From the records below, extract all the text exactly and leave the images behind.

-----

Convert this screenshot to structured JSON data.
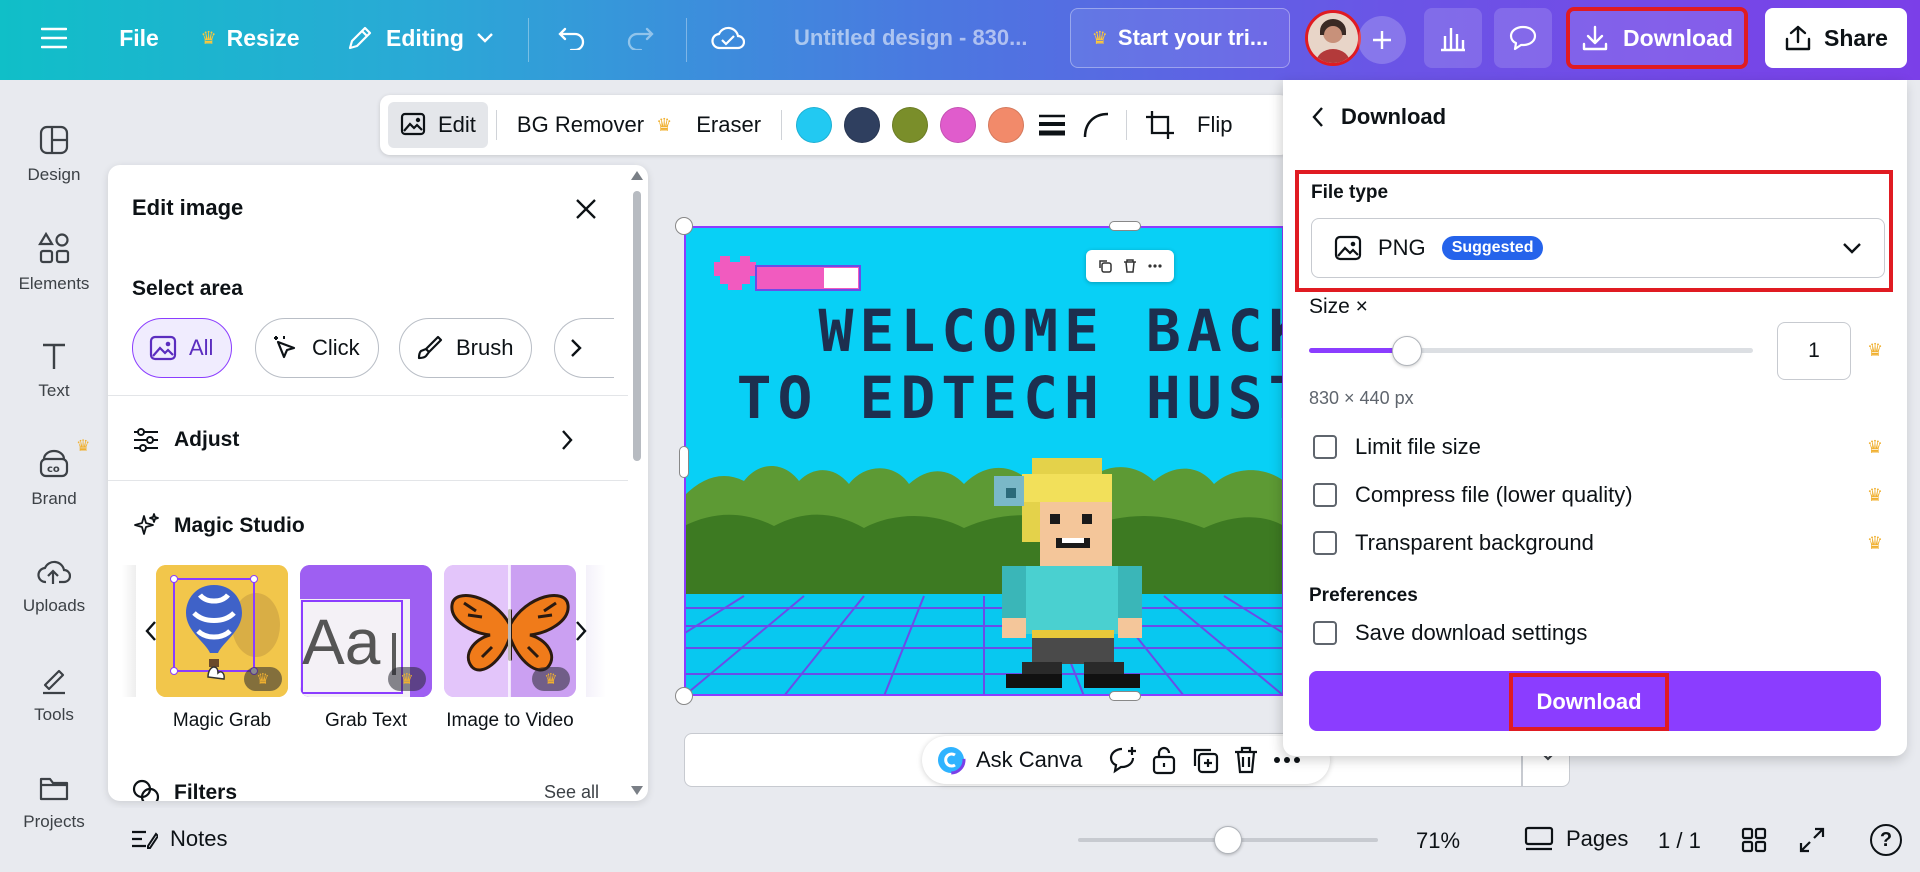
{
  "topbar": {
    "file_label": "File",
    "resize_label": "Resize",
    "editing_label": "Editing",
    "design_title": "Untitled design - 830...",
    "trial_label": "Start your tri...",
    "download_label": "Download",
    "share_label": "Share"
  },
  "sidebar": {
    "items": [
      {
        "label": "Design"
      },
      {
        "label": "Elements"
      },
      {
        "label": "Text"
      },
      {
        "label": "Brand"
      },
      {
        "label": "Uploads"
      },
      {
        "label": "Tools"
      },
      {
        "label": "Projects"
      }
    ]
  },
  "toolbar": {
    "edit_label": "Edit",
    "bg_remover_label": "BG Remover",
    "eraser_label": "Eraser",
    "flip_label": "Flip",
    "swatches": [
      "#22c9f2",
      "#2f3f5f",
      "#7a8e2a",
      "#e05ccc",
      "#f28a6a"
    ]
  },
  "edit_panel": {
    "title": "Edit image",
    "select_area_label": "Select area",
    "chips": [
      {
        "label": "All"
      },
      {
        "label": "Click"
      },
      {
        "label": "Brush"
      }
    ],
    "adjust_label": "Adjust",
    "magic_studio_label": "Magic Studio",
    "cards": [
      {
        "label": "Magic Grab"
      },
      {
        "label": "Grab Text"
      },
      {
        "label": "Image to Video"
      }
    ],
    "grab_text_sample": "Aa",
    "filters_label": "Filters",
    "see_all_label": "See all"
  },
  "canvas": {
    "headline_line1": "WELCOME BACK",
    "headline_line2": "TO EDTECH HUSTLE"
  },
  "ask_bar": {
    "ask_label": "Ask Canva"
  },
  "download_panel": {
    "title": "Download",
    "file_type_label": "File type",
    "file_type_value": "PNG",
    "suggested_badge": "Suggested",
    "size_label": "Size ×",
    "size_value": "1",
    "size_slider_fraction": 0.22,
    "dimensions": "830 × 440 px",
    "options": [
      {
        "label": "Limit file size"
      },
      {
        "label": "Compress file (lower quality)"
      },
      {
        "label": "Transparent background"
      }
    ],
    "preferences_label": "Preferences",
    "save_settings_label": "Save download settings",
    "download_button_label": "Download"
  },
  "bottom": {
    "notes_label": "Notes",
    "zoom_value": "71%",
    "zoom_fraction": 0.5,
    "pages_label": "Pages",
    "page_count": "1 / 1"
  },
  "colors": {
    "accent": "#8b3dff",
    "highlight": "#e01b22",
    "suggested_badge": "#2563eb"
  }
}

-----

> _Solution to this exercise_:
Convert this screenshot to structured JSON data.
{
  "topbar": {
    "file_label": "File",
    "resize_label": "Resize",
    "editing_label": "Editing",
    "design_title": "Untitled design - 830...",
    "trial_label": "Start your tri...",
    "download_label": "Download",
    "share_label": "Share"
  },
  "sidebar": {
    "items": [
      {
        "label": "Design"
      },
      {
        "label": "Elements"
      },
      {
        "label": "Text"
      },
      {
        "label": "Brand"
      },
      {
        "label": "Uploads"
      },
      {
        "label": "Tools"
      },
      {
        "label": "Projects"
      }
    ]
  },
  "toolbar": {
    "edit_label": "Edit",
    "bg_remover_label": "BG Remover",
    "eraser_label": "Eraser",
    "flip_label": "Flip",
    "swatches": [
      "#22c9f2",
      "#2f3f5f",
      "#7a8e2a",
      "#e05ccc",
      "#f28a6a"
    ]
  },
  "edit_panel": {
    "title": "Edit image",
    "select_area_label": "Select area",
    "chips": [
      {
        "label": "All"
      },
      {
        "label": "Click"
      },
      {
        "label": "Brush"
      }
    ],
    "adjust_label": "Adjust",
    "magic_studio_label": "Magic Studio",
    "cards": [
      {
        "label": "Magic Grab"
      },
      {
        "label": "Grab Text"
      },
      {
        "label": "Image to Video"
      }
    ],
    "grab_text_sample": "Aa",
    "filters_label": "Filters",
    "see_all_label": "See all"
  },
  "canvas": {
    "headline_line1": "WELCOME BACK",
    "headline_line2": "TO EDTECH HUSTLE"
  },
  "ask_bar": {
    "ask_label": "Ask Canva"
  },
  "download_panel": {
    "title": "Download",
    "file_type_label": "File type",
    "file_type_value": "PNG",
    "suggested_badge": "Suggested",
    "size_label": "Size ×",
    "size_value": "1",
    "size_slider_fraction": 0.22,
    "dimensions": "830 × 440 px",
    "options": [
      {
        "label": "Limit file size"
      },
      {
        "label": "Compress file (lower quality)"
      },
      {
        "label": "Transparent background"
      }
    ],
    "preferences_label": "Preferences",
    "save_settings_label": "Save download settings",
    "download_button_label": "Download"
  },
  "bottom": {
    "notes_label": "Notes",
    "zoom_value": "71%",
    "zoom_fraction": 0.5,
    "pages_label": "Pages",
    "page_count": "1 / 1"
  },
  "colors": {
    "accent": "#8b3dff",
    "highlight": "#e01b22",
    "suggested_badge": "#2563eb"
  }
}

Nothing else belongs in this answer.